### AIM
Copy each line in the data that includes the word "Обхват".

Excerpts from a figure dataset:
▼▼▼
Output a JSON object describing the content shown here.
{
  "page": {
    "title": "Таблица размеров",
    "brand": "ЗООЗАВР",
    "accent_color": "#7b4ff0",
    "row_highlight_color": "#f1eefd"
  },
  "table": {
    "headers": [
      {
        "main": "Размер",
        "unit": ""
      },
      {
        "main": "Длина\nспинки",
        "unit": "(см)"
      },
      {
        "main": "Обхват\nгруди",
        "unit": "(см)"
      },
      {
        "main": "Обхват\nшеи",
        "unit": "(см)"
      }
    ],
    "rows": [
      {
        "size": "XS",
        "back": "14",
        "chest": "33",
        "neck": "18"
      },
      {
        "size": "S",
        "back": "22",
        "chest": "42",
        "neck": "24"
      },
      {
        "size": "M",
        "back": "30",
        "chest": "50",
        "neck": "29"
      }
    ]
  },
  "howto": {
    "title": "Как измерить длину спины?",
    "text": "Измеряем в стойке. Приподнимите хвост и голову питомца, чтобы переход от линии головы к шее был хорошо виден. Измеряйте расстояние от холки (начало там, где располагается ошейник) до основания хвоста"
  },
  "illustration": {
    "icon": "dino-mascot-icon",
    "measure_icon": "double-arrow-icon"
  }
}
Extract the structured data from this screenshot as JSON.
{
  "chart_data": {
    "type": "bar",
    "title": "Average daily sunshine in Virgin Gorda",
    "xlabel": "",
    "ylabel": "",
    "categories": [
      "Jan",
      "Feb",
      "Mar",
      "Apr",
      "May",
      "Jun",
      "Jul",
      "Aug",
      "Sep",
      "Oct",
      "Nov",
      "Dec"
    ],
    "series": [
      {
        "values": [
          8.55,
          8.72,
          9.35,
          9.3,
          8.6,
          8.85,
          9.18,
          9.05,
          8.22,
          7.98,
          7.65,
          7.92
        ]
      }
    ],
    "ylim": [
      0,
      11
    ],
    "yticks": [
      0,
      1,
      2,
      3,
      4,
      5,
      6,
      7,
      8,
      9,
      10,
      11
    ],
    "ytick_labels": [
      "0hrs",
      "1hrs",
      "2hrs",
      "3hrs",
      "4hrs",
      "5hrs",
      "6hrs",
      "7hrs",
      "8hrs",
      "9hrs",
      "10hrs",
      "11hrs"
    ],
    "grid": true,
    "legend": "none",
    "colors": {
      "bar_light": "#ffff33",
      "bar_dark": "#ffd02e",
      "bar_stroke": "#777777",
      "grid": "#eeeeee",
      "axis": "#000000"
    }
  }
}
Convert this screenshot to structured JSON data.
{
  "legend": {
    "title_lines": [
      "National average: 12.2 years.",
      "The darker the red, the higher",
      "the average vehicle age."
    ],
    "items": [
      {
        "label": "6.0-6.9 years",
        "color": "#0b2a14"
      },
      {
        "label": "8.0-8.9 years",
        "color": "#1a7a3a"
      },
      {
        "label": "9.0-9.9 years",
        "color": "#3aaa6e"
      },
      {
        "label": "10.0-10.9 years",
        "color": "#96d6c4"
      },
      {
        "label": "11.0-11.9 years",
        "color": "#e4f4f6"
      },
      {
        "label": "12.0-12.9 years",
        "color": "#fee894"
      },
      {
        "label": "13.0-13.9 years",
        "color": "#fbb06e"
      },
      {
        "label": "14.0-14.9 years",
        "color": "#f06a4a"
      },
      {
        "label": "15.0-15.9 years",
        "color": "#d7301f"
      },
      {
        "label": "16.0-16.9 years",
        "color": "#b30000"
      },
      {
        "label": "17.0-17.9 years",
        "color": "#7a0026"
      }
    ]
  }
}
▲▲▲
### COMPLETED TASK
        "main": "Обхват\nгруди",
        "main": "Обхват\nшеи",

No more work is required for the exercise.